Stored data

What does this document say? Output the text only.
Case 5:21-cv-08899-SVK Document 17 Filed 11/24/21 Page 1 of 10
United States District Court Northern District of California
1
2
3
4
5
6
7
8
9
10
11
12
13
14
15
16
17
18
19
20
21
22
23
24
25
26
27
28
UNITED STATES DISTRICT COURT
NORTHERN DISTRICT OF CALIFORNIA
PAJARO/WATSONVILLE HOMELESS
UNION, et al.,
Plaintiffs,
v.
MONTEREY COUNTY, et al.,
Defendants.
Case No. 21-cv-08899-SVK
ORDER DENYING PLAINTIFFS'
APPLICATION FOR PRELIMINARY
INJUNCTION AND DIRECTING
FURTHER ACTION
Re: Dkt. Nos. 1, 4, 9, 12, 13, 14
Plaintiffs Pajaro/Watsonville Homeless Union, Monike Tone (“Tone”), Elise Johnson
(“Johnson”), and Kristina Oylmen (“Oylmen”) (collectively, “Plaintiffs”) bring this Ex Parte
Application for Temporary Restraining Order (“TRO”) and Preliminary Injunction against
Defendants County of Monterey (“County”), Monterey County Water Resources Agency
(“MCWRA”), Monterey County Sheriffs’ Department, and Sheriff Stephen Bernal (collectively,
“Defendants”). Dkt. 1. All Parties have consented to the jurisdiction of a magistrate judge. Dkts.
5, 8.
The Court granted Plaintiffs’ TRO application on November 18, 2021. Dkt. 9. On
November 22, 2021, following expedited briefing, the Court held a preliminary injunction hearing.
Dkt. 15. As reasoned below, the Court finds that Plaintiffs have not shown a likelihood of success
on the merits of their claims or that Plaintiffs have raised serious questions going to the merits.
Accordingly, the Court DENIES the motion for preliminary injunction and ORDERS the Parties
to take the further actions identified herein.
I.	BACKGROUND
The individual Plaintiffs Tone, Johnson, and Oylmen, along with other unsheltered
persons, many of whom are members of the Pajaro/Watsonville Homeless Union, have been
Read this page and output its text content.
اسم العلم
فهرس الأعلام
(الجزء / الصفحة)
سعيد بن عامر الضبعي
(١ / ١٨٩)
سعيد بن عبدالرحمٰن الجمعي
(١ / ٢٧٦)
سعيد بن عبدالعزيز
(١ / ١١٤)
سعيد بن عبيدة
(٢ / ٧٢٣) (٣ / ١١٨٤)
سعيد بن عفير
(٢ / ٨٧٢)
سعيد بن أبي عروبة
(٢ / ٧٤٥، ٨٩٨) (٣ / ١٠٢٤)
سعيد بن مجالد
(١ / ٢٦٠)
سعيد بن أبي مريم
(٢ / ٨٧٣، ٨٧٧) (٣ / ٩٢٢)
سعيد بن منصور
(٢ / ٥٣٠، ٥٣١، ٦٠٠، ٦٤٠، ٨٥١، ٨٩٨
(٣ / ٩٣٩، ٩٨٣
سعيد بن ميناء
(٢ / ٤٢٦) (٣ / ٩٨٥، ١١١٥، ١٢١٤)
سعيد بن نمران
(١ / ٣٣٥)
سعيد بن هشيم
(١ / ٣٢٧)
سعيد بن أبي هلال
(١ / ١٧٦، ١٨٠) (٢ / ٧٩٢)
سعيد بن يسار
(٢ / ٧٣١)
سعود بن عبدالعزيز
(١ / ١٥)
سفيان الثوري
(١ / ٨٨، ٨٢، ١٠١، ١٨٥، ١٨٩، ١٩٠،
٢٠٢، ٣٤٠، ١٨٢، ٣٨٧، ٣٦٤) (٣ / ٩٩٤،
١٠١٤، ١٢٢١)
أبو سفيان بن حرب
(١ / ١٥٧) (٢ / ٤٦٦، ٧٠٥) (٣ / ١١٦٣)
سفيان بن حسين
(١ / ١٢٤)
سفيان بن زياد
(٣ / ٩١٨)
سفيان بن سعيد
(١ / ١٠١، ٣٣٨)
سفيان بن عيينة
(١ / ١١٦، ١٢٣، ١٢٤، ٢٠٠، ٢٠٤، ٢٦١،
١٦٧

_EXERCISE DIRECTIONS_
Retype every entry above, word for word.

_ANSWER IN FULL_
What does this document say? Output the text only.
Case 5:21-cv-08899-SVK Document 17 Filed 11/24/21 Page 1 of 10
United States District Court Northern District of California
1
2
3
4
5
6
7
8
9
10
11
12
13
14
15
16
17
18
19
20
21
22
23
24
25
26
27
28
UNITED STATES DISTRICT COURT
NORTHERN DISTRICT OF CALIFORNIA
PAJARO/WATSONVILLE HOMELESS
UNION, et al.,
Plaintiffs,
v.
MONTEREY COUNTY, et al.,
Defendants.
Case No. 21-cv-08899-SVK
ORDER DENYING PLAINTIFFS'
APPLICATION FOR PRELIMINARY
INJUNCTION AND DIRECTING
FURTHER ACTION
Re: Dkt. Nos. 1, 4, 9, 12, 13, 14
Plaintiffs Pajaro/Watsonville Homeless Union, Monike Tone (“Tone”), Elise Johnson
(“Johnson”), and Kristina Oylmen (“Oylmen”) (collectively, “Plaintiffs”) bring this Ex Parte
Application for Temporary Restraining Order (“TRO”) and Preliminary Injunction against
Defendants County of Monterey (“County”), Monterey County Water Resources Agency
(“MCWRA”), Monterey County Sheriffs’ Department, and Sheriff Stephen Bernal (collectively,
“Defendants”). Dkt. 1. All Parties have consented to the jurisdiction of a magistrate judge. Dkts.
5, 8.
The Court granted Plaintiffs’ TRO application on November 18, 2021. Dkt. 9. On
November 22, 2021, following expedited briefing, the Court held a preliminary injunction hearing.
Dkt. 15. As reasoned below, the Court finds that Plaintiffs have not shown a likelihood of success
on the merits of their claims or that Plaintiffs have raised serious questions going to the merits.
Accordingly, the Court DENIES the motion for preliminary injunction and ORDERS the Parties
to take the further actions identified herein.
I.	BACKGROUND
The individual Plaintiffs Tone, Johnson, and Oylmen, along with other unsheltered
persons, many of whom are members of the Pajaro/Watsonville Homeless Union, have been
Read this page and output its text content.
اسم العلم
فهرس الأعلام
(الجزء / الصفحة)
سعيد بن عامر الضبعي
(١ / ١٨٩)
سعيد بن عبدالرحمٰن الجمعي
(١ / ٢٧٦)
سعيد بن عبدالعزيز
(١ / ١١٤)
سعيد بن عبيدة
(٢ / ٧٢٣) (٣ / ١١٨٤)
سعيد بن عفير
(٢ / ٨٧٢)
سعيد بن أبي عروبة
(٢ / ٧٤٥، ٨٩٨) (٣ / ١٠٢٤)
سعيد بن مجالد
(١ / ٢٦٠)
سعيد بن أبي مريم
(٢ / ٨٧٣، ٨٧٧) (٣ / ٩٢٢)
سعيد بن منصور
(٢ / ٥٣٠، ٥٣١، ٦٠٠، ٦٤٠، ٨٥١، ٨٩٨
(٣ / ٩٣٩، ٩٨٣
سعيد بن ميناء
(٢ / ٤٢٦) (٣ / ٩٨٥، ١١١٥، ١٢١٤)
سعيد بن نمران
(١ / ٣٣٥)
سعيد بن هشيم
(١ / ٣٢٧)
سعيد بن أبي هلال
(١ / ١٧٦، ١٨٠) (٢ / ٧٩٢)
سعيد بن يسار
(٢ / ٧٣١)
سعود بن عبدالعزيز
(١ / ١٥)
سفيان الثوري
(١ / ٨٨، ٨٢، ١٠١، ١٨٥، ١٨٩، ١٩٠،
٢٠٢، ٣٤٠، ١٨٢، ٣٨٧، ٣٦٤) (٣ / ٩٩٤،
١٠١٤، ١٢٢١)
أبو سفيان بن حرب
(١ / ١٥٧) (٢ / ٤٦٦، ٧٠٥) (٣ / ١١٦٣)
سفيان بن حسين
(١ / ١٢٤)
سفيان بن زياد
(٣ / ٩١٨)
سفيان بن سعيد
(١ / ١٠١، ٣٣٨)
سفيان بن عيينة
(١ / ١١٦، ١٢٣، ١٢٤، ٢٠٠، ٢٠٤، ٢٦١،
١٦٧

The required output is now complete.